*Given instruction*. Review the material line by line. Identify and copy every line that contains the string "Pacific".
+++ Records provided
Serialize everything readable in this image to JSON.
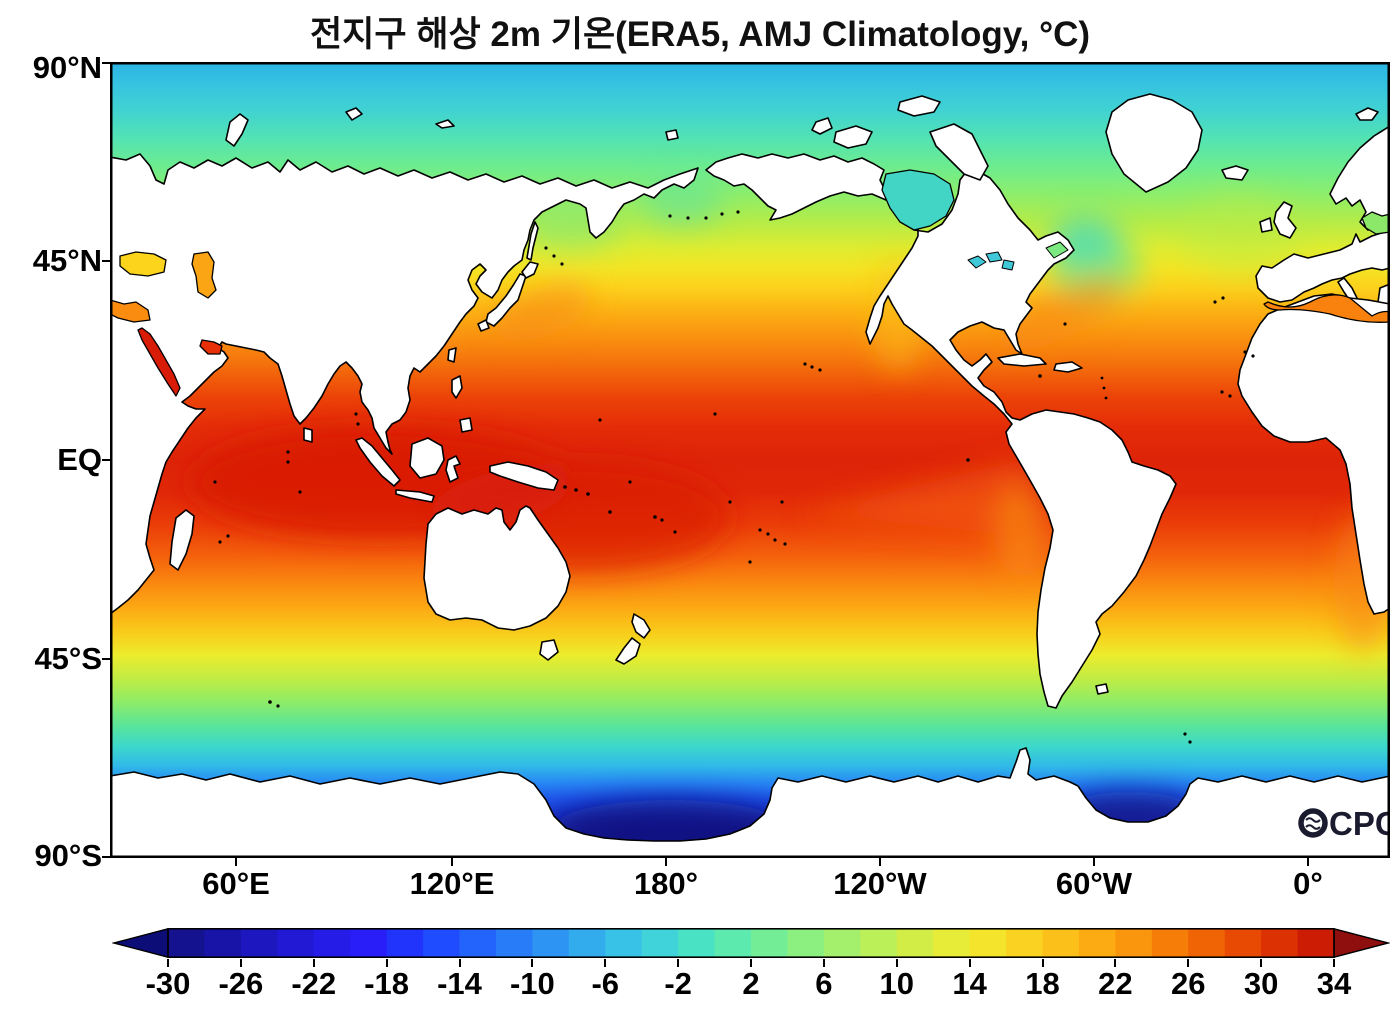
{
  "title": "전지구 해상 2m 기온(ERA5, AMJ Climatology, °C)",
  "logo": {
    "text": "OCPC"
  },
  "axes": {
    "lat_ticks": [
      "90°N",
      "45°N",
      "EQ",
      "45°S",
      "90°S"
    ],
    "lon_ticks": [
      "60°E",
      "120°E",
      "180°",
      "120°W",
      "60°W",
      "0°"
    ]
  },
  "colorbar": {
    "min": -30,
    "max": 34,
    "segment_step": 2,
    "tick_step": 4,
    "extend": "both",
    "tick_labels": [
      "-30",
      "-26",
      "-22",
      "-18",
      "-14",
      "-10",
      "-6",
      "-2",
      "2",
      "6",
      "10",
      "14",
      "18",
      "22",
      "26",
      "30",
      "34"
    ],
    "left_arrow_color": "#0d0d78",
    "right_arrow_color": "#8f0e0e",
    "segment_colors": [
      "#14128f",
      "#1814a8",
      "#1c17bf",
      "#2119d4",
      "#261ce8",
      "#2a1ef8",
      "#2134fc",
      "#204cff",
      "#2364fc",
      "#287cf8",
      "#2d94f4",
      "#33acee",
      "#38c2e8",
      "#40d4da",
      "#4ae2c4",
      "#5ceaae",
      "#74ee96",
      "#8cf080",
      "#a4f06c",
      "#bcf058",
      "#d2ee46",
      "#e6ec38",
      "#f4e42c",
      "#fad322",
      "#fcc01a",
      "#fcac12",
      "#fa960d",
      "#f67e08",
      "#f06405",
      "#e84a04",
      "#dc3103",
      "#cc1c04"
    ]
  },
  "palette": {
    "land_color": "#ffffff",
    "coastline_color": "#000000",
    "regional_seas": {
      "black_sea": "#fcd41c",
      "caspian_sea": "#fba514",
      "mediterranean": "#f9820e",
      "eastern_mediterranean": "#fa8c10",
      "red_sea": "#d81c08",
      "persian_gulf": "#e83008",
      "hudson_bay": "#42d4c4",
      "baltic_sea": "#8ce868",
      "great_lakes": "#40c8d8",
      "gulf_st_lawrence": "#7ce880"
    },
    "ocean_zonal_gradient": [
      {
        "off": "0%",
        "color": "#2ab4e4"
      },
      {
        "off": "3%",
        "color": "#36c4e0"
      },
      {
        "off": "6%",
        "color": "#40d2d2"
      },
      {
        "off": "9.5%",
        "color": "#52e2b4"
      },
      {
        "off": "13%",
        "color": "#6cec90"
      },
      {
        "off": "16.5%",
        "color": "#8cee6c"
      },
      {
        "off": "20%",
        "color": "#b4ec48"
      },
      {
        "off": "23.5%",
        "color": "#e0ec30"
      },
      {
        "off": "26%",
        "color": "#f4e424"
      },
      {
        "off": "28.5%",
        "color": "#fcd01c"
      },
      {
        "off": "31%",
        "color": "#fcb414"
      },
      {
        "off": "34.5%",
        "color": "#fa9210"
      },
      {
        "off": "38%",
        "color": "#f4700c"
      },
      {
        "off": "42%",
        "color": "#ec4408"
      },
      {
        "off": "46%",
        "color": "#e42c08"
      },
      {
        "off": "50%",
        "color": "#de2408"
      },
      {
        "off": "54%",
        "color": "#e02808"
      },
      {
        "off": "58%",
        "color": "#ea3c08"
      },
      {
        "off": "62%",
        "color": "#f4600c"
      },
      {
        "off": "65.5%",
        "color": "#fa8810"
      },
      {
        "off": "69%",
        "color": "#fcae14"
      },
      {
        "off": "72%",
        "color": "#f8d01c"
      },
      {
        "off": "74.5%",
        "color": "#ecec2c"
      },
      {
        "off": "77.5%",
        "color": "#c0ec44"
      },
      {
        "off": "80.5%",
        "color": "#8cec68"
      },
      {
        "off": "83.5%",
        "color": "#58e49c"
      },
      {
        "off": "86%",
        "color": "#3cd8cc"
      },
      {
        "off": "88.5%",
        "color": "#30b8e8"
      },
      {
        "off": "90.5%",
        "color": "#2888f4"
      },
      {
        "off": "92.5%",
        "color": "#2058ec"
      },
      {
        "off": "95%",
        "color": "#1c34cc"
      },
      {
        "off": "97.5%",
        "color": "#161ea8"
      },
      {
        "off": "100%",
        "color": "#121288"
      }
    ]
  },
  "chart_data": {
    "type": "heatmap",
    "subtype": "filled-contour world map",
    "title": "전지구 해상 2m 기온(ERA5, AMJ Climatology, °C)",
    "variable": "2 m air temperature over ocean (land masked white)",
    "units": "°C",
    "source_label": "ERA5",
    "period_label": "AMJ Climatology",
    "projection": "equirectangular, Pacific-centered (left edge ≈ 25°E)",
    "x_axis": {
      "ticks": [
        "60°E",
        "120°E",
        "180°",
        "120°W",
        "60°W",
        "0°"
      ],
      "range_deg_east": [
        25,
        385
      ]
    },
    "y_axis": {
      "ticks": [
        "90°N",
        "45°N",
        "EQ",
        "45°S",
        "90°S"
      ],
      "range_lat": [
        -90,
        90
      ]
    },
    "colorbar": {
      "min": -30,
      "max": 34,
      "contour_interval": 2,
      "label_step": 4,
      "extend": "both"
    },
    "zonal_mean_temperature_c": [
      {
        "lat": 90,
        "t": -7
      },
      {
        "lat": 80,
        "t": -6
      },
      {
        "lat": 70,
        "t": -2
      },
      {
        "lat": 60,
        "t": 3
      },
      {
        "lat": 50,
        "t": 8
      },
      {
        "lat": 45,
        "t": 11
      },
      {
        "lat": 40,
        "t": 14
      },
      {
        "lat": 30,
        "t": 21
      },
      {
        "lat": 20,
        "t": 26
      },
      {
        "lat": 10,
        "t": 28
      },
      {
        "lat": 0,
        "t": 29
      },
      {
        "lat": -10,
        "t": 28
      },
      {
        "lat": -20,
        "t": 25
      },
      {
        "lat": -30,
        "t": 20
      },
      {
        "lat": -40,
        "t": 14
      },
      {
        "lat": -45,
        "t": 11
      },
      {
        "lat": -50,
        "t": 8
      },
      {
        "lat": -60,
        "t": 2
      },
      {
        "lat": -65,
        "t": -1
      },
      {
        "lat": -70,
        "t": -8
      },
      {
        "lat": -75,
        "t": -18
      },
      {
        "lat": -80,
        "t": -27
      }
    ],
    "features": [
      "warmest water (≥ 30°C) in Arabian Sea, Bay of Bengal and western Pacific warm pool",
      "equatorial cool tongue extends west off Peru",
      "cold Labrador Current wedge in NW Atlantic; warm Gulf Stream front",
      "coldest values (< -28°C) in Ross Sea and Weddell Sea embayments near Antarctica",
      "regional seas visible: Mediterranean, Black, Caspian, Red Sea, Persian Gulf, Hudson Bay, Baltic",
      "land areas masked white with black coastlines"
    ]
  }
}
++++++
*Written answer*.
    "projection": "equirectangular, Pacific-centered (left edge ≈ 25°E)",
      "warmest water (≥ 30°C) in Arabian Sea, Bay of Bengal and western Pacific warm pool",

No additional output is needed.